## [EXERCISE]
Copy the entries that follow word for word, with every line and bounding box as given, and leave out the pictures.

## [MATERIAL TO PROCESS]
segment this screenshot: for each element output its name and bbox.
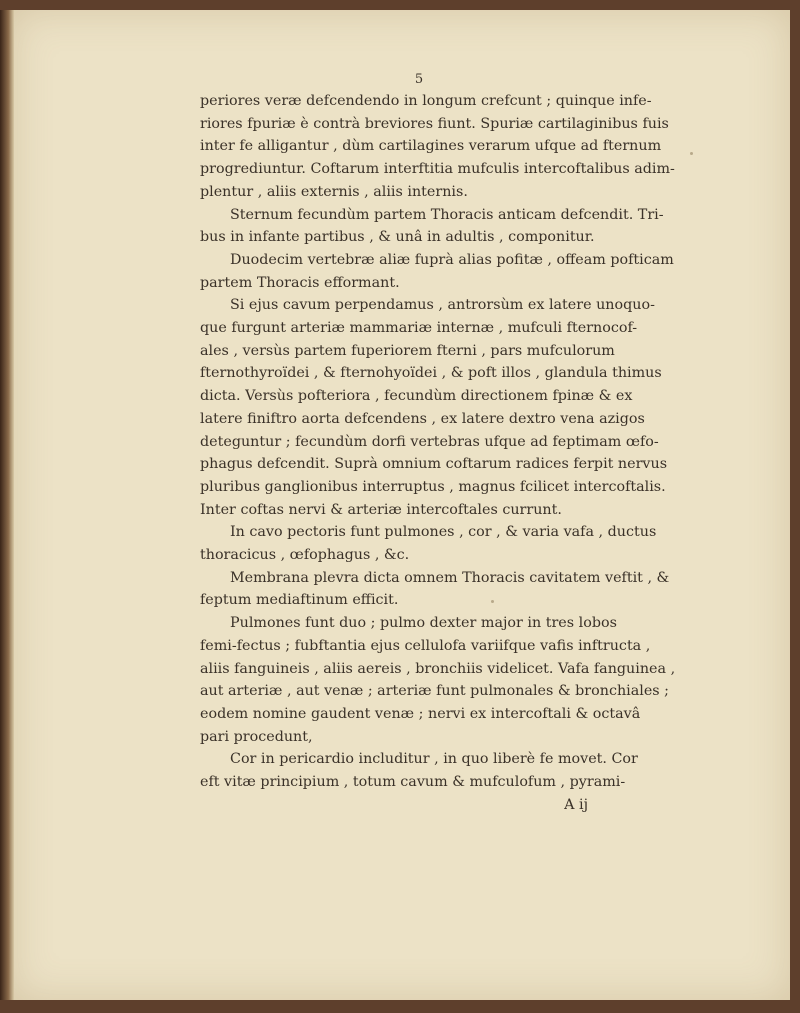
text-line: Cor in pericardio includitur , in quo liberè fe movet. Cor [230, 751, 638, 768]
text-line: que furgunt arteriæ mammariæ internæ , mufculi fternocof- [200, 320, 638, 337]
text-line: Membrana plevra dicta omnem Thoracis cavitatem veftit , & [230, 569, 670, 586]
text-line: fternothyroïdei , & fternohyoïdei , & poft illos , glandula thimus [200, 365, 662, 382]
book-binding-edge [0, 10, 14, 1000]
text-line: phagus defcendit. Suprà omnium coftarum radices ferpit nervus [200, 456, 668, 473]
page-number: 5 [414, 72, 424, 87]
text-line: thoracicus , œfophagus , &c. [200, 547, 410, 564]
text-line: plentur , aliis externis , aliis internis. [200, 183, 468, 200]
paper-spot [690, 152, 693, 155]
text-line: deteguntur ; fecundùm dorfi vertebras ufque ad feptimam œfo- [200, 433, 659, 450]
text-line: periores veræ defcendendo in longum crefcunt ; quinque infe- [200, 93, 652, 109]
text-line: femi-fectus ; fubftantia ejus cellulofa variifque vafis inftructa , [200, 637, 651, 654]
text-line: Duodecim vertebræ aliæ fuprà alias pofitæ , offeam pofticam [230, 251, 674, 268]
text-line: riores fpuriæ è contrà breviores fiunt. Spuriæ cartilaginibus fuis [200, 115, 669, 132]
text-line: dicta. Versùs pofteriora , fecundùm directionem fpinæ & ex [200, 388, 633, 405]
text-line: Pulmones funt duo ; pulmo dexter major in tres lobos [230, 615, 617, 632]
text-line: partem Thoracis efformant. [200, 274, 400, 291]
text-lines [200, 90, 676, 794]
text-line: feptum mediaftinum efficit. [200, 592, 399, 609]
text-line: latere finiftro aorta defcendens , ex latere dextro vena azigos [200, 410, 645, 427]
text-line: inter fe alligantur , dùm cartilagines verarum ufque ad fternum [200, 138, 662, 155]
text-line: eodem nomine gaudent venæ ; nervi ex intercoftali & octavâ [200, 705, 641, 722]
body-text [200, 72, 676, 817]
text-line: Inter coftas nervi & arteriæ intercoftales currunt. [200, 501, 562, 518]
text-line: Sternum fecundùm partem Thoracis anticam defcendit. Tri- [230, 206, 664, 223]
text-line: aliis fanguineis , aliis aereis , bronchiis videlicet. Vafa fanguinea , [200, 660, 676, 677]
text-line: progrediuntur. Coftarum interftitia mufculis intercoftalibus adim- [200, 161, 675, 178]
text-line: pari procedunt, [200, 728, 313, 745]
text-line: pluribus ganglionibus interruptus , magnus fcilicet intercoftalis. [200, 478, 666, 495]
text-line: ales , versùs partem fuperiorem fterni , pars mufculorum [200, 342, 615, 359]
text-line: Si ejus cavum perpendamus , antrorsùm ex latere unoquo- [230, 297, 655, 314]
text-line: aut arteriæ , aut venæ ; arteriæ funt pulmonales & bronchiales ; [200, 683, 669, 700]
signature-mark: A ij [564, 796, 588, 813]
text-line: bus in infante partibus , & unâ in adultis , componitur. [200, 229, 595, 246]
text-line: In cavo pectoris funt pulmones , cor , & varia vafa , ductus [230, 524, 657, 541]
text-line: eft vitæ principium , totum cavum & mufculofum , pyrami- [200, 774, 626, 791]
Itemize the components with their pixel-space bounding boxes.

## [TASK RESPONSE]
segment this screenshot: for each element output its name and bbox.
text-line: Cor in pericardio includitur , in quo liberè fe movet. Cor [230, 751, 638, 768]
text-line: que furgunt arteriæ mammariæ internæ , mufculi fternocof- [200, 320, 638, 337]
text-line: Membrana plevra dicta omnem Thoracis cavitatem veftit , & [230, 569, 670, 586]
text-line: fternothyroïdei , & fternohyoïdei , & poft illos , glandula thimus [200, 365, 662, 382]
book-binding-edge [0, 10, 14, 1000]
text-line: phagus defcendit. Suprà omnium coftarum radices ferpit nervus [200, 456, 668, 473]
page-number: 5 [414, 72, 424, 87]
text-line: thoracicus , œfophagus , &c. [200, 547, 410, 564]
text-line: plentur , aliis externis , aliis internis. [200, 183, 468, 200]
paper-spot [690, 152, 693, 155]
text-line: deteguntur ; fecundùm dorfi vertebras ufque ad feptimam œfo- [200, 433, 659, 450]
text-line: periores veræ defcendendo in longum crefcunt ; quinque infe- [200, 93, 652, 109]
text-line: femi-fectus ; fubftantia ejus cellulofa variifque vafis inftructa , [200, 637, 651, 654]
text-line: Duodecim vertebræ aliæ fuprà alias pofitæ , offeam pofticam [230, 251, 674, 268]
text-line: riores fpuriæ è contrà breviores fiunt. Spuriæ cartilaginibus fuis [200, 115, 669, 132]
text-line: dicta. Versùs pofteriora , fecundùm directionem fpinæ & ex [200, 388, 633, 405]
text-line: Pulmones funt duo ; pulmo dexter major in tres lobos [230, 615, 617, 632]
text-line: partem Thoracis efformant. [200, 274, 400, 291]
text-lines [200, 90, 676, 794]
text-line: feptum mediaftinum efficit. [200, 592, 399, 609]
text-line: latere finiftro aorta defcendens , ex latere dextro vena azigos [200, 410, 645, 427]
text-line: inter fe alligantur , dùm cartilagines verarum ufque ad fternum [200, 138, 662, 155]
text-line: eodem nomine gaudent venæ ; nervi ex intercoftali & octavâ [200, 705, 641, 722]
body-text [200, 72, 676, 817]
text-line: Inter coftas nervi & arteriæ intercoftales currunt. [200, 501, 562, 518]
text-line: Sternum fecundùm partem Thoracis anticam defcendit. Tri- [230, 206, 664, 223]
text-line: aliis fanguineis , aliis aereis , bronchiis videlicet. Vafa fanguinea , [200, 660, 676, 677]
text-line: progrediuntur. Coftarum interftitia mufculis intercoftalibus adim- [200, 161, 675, 178]
text-line: pari procedunt, [200, 728, 313, 745]
text-line: pluribus ganglionibus interruptus , magnus fcilicet intercoftalis. [200, 478, 666, 495]
text-line: ales , versùs partem fuperiorem fterni , pars mufculorum [200, 342, 615, 359]
text-line: Si ejus cavum perpendamus , antrorsùm ex latere unoquo- [230, 297, 655, 314]
text-line: aut arteriæ , aut venæ ; arteriæ funt pulmonales & bronchiales ; [200, 683, 669, 700]
signature-mark: A ij [564, 796, 588, 813]
text-line: bus in infante partibus , & unâ in adultis , componitur. [200, 229, 595, 246]
text-line: In cavo pectoris funt pulmones , cor , & varia vafa , ductus [230, 524, 657, 541]
text-line: eft vitæ principium , totum cavum & mufculofum , pyrami- [200, 774, 626, 791]
Itemize the components with their pixel-space bounding boxes.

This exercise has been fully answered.